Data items

● ● ● ● ● ● ●

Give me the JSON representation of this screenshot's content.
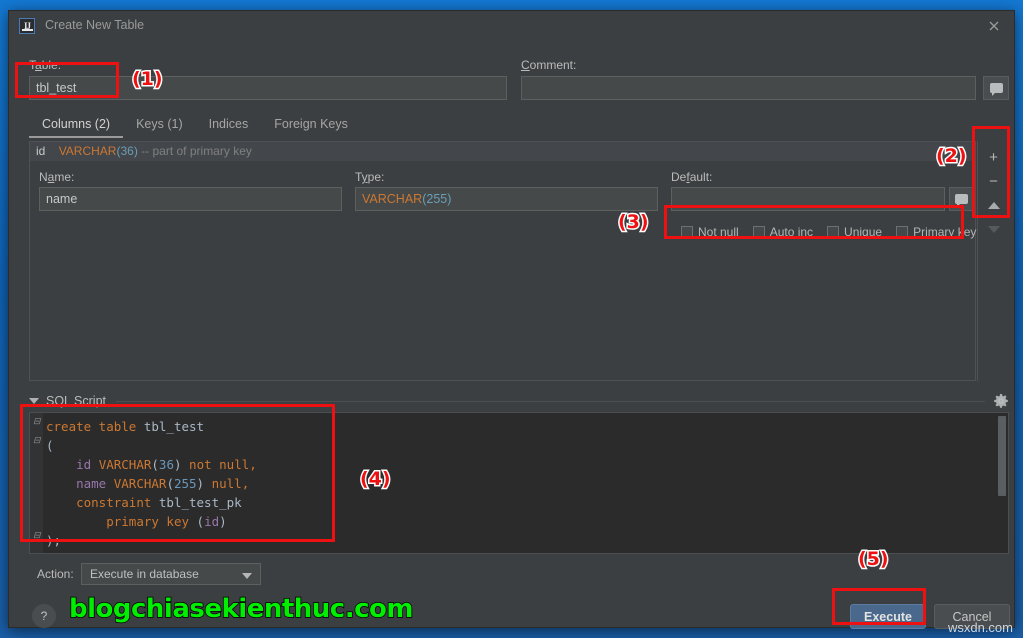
{
  "window": {
    "title": "Create New Table",
    "app_icon": "intellij-idea-icon",
    "close_icon": "close-icon"
  },
  "form": {
    "table_label": "Table:",
    "table_label_mnemonic": "a",
    "table_value": "tbl_test",
    "table_placeholder": "",
    "comment_label": "Comment:",
    "comment_value": "",
    "comment_placeholder": "",
    "comment_expand_icon": "expand-icon",
    "comment_button_icon": "comment-balloon-icon"
  },
  "tabs": [
    {
      "label": "Columns (2)",
      "active": true
    },
    {
      "label": "Keys (1)",
      "active": false
    },
    {
      "label": "Indices",
      "active": false
    },
    {
      "label": "Foreign Keys",
      "active": false
    }
  ],
  "column_row": {
    "name": "id",
    "type": "VARCHAR",
    "length": "(36)",
    "comment": "-- part of primary key"
  },
  "column_editor": {
    "name_label": "Name:",
    "name_value": "name",
    "type_label": "Type:",
    "type_value": "VARCHAR",
    "type_length": "(255)",
    "default_label": "Default:",
    "default_value": "",
    "default_button_icon": "comment-balloon-icon",
    "checkboxes": [
      {
        "label": "Not null",
        "checked": false
      },
      {
        "label": "Auto inc",
        "checked": false
      },
      {
        "label": "Unique",
        "checked": false
      },
      {
        "label": "Primary key",
        "checked": false
      }
    ]
  },
  "side_toolbar": [
    {
      "icon": "plus-icon",
      "label": "+"
    },
    {
      "icon": "minus-icon",
      "label": "−"
    },
    {
      "icon": "arrow-up-icon",
      "label": ""
    },
    {
      "icon": "arrow-down-icon",
      "label": ""
    }
  ],
  "sql_section": {
    "title": "SQL Script",
    "collapse_icon": "chevron-down-icon",
    "settings_icon": "gear-icon",
    "lines": [
      [
        {
          "t": "create",
          "c": "kw"
        },
        {
          "t": " table ",
          "c": "kw"
        },
        {
          "t": "tbl_test",
          "c": "id"
        }
      ],
      [
        {
          "t": "(",
          "c": "pl"
        }
      ],
      [
        {
          "t": "    ",
          "c": "pl"
        },
        {
          "t": "id",
          "c": "fn"
        },
        {
          "t": " ",
          "c": "pl"
        },
        {
          "t": "VARCHAR",
          "c": "kw"
        },
        {
          "t": "(",
          "c": "pl"
        },
        {
          "t": "36",
          "c": "num"
        },
        {
          "t": ")",
          "c": "pl"
        },
        {
          "t": " not null,",
          "c": "kw"
        }
      ],
      [
        {
          "t": "    ",
          "c": "pl"
        },
        {
          "t": "name",
          "c": "fn"
        },
        {
          "t": " ",
          "c": "pl"
        },
        {
          "t": "VARCHAR",
          "c": "kw"
        },
        {
          "t": "(",
          "c": "pl"
        },
        {
          "t": "255",
          "c": "num"
        },
        {
          "t": ")",
          "c": "pl"
        },
        {
          "t": " null,",
          "c": "kw"
        }
      ],
      [
        {
          "t": "    ",
          "c": "pl"
        },
        {
          "t": "constraint",
          "c": "kw"
        },
        {
          "t": " tbl_test_pk",
          "c": "id"
        }
      ],
      [
        {
          "t": "        ",
          "c": "pl"
        },
        {
          "t": "primary key",
          "c": "kw"
        },
        {
          "t": " (",
          "c": "pl"
        },
        {
          "t": "id",
          "c": "fn"
        },
        {
          "t": ")",
          "c": "pl"
        }
      ],
      [
        {
          "t": ");",
          "c": "pl"
        }
      ]
    ]
  },
  "footer": {
    "action_label": "Action:",
    "action_value": "Execute in database",
    "action_caret_icon": "chevron-down-icon",
    "help_label": "?",
    "execute_label": "Execute",
    "cancel_label": "Cancel"
  },
  "watermarks": {
    "blog": "blogchiasekienthuc.com",
    "corner": "wsxdn.com"
  },
  "annotations": [
    {
      "label": "(1)",
      "ref": "table-name-input"
    },
    {
      "label": "(2)",
      "ref": "side-toolbar"
    },
    {
      "label": "(3)",
      "ref": "column-flags"
    },
    {
      "label": "(4)",
      "ref": "sql-script"
    },
    {
      "label": "(5)",
      "ref": "execute-button"
    }
  ],
  "colors": {
    "accent": "#4a688c",
    "annotation": "#ee1111",
    "desktop": "#1478d2",
    "dialog_bg": "#3c3f41",
    "editor_bg": "#2b2b2b",
    "keyword": "#cc7832",
    "number": "#6897bb",
    "identifier": "#9876aa",
    "watermark_green": "#00ee00"
  }
}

● ● ● ● ● ● ●

## What to do
Your task is to transcribe all of the records precisely, with no images included.

## Response for this exercise
Give me the JSON representation of this screenshot's content.
{
  "window": {
    "title": "Create New Table",
    "app_icon": "intellij-idea-icon",
    "close_icon": "close-icon"
  },
  "form": {
    "table_label": "Table:",
    "table_label_mnemonic": "a",
    "table_value": "tbl_test",
    "table_placeholder": "",
    "comment_label": "Comment:",
    "comment_value": "",
    "comment_placeholder": "",
    "comment_expand_icon": "expand-icon",
    "comment_button_icon": "comment-balloon-icon"
  },
  "tabs": [
    {
      "label": "Columns (2)",
      "active": true
    },
    {
      "label": "Keys (1)",
      "active": false
    },
    {
      "label": "Indices",
      "active": false
    },
    {
      "label": "Foreign Keys",
      "active": false
    }
  ],
  "column_row": {
    "name": "id",
    "type": "VARCHAR",
    "length": "(36)",
    "comment": "-- part of primary key"
  },
  "column_editor": {
    "name_label": "Name:",
    "name_value": "name",
    "type_label": "Type:",
    "type_value": "VARCHAR",
    "type_length": "(255)",
    "default_label": "Default:",
    "default_value": "",
    "default_button_icon": "comment-balloon-icon",
    "checkboxes": [
      {
        "label": "Not null",
        "checked": false
      },
      {
        "label": "Auto inc",
        "checked": false
      },
      {
        "label": "Unique",
        "checked": false
      },
      {
        "label": "Primary key",
        "checked": false
      }
    ]
  },
  "side_toolbar": [
    {
      "icon": "plus-icon",
      "label": "+"
    },
    {
      "icon": "minus-icon",
      "label": "−"
    },
    {
      "icon": "arrow-up-icon",
      "label": ""
    },
    {
      "icon": "arrow-down-icon",
      "label": ""
    }
  ],
  "sql_section": {
    "title": "SQL Script",
    "collapse_icon": "chevron-down-icon",
    "settings_icon": "gear-icon",
    "lines": [
      [
        {
          "t": "create",
          "c": "kw"
        },
        {
          "t": " table ",
          "c": "kw"
        },
        {
          "t": "tbl_test",
          "c": "id"
        }
      ],
      [
        {
          "t": "(",
          "c": "pl"
        }
      ],
      [
        {
          "t": "    ",
          "c": "pl"
        },
        {
          "t": "id",
          "c": "fn"
        },
        {
          "t": " ",
          "c": "pl"
        },
        {
          "t": "VARCHAR",
          "c": "kw"
        },
        {
          "t": "(",
          "c": "pl"
        },
        {
          "t": "36",
          "c": "num"
        },
        {
          "t": ")",
          "c": "pl"
        },
        {
          "t": " not null,",
          "c": "kw"
        }
      ],
      [
        {
          "t": "    ",
          "c": "pl"
        },
        {
          "t": "name",
          "c": "fn"
        },
        {
          "t": " ",
          "c": "pl"
        },
        {
          "t": "VARCHAR",
          "c": "kw"
        },
        {
          "t": "(",
          "c": "pl"
        },
        {
          "t": "255",
          "c": "num"
        },
        {
          "t": ")",
          "c": "pl"
        },
        {
          "t": " null,",
          "c": "kw"
        }
      ],
      [
        {
          "t": "    ",
          "c": "pl"
        },
        {
          "t": "constraint",
          "c": "kw"
        },
        {
          "t": " tbl_test_pk",
          "c": "id"
        }
      ],
      [
        {
          "t": "        ",
          "c": "pl"
        },
        {
          "t": "primary key",
          "c": "kw"
        },
        {
          "t": " (",
          "c": "pl"
        },
        {
          "t": "id",
          "c": "fn"
        },
        {
          "t": ")",
          "c": "pl"
        }
      ],
      [
        {
          "t": ");",
          "c": "pl"
        }
      ]
    ]
  },
  "footer": {
    "action_label": "Action:",
    "action_value": "Execute in database",
    "action_caret_icon": "chevron-down-icon",
    "help_label": "?",
    "execute_label": "Execute",
    "cancel_label": "Cancel"
  },
  "watermarks": {
    "blog": "blogchiasekienthuc.com",
    "corner": "wsxdn.com"
  },
  "annotations": [
    {
      "label": "(1)",
      "ref": "table-name-input"
    },
    {
      "label": "(2)",
      "ref": "side-toolbar"
    },
    {
      "label": "(3)",
      "ref": "column-flags"
    },
    {
      "label": "(4)",
      "ref": "sql-script"
    },
    {
      "label": "(5)",
      "ref": "execute-button"
    }
  ],
  "colors": {
    "accent": "#4a688c",
    "annotation": "#ee1111",
    "desktop": "#1478d2",
    "dialog_bg": "#3c3f41",
    "editor_bg": "#2b2b2b",
    "keyword": "#cc7832",
    "number": "#6897bb",
    "identifier": "#9876aa",
    "watermark_green": "#00ee00"
  }
}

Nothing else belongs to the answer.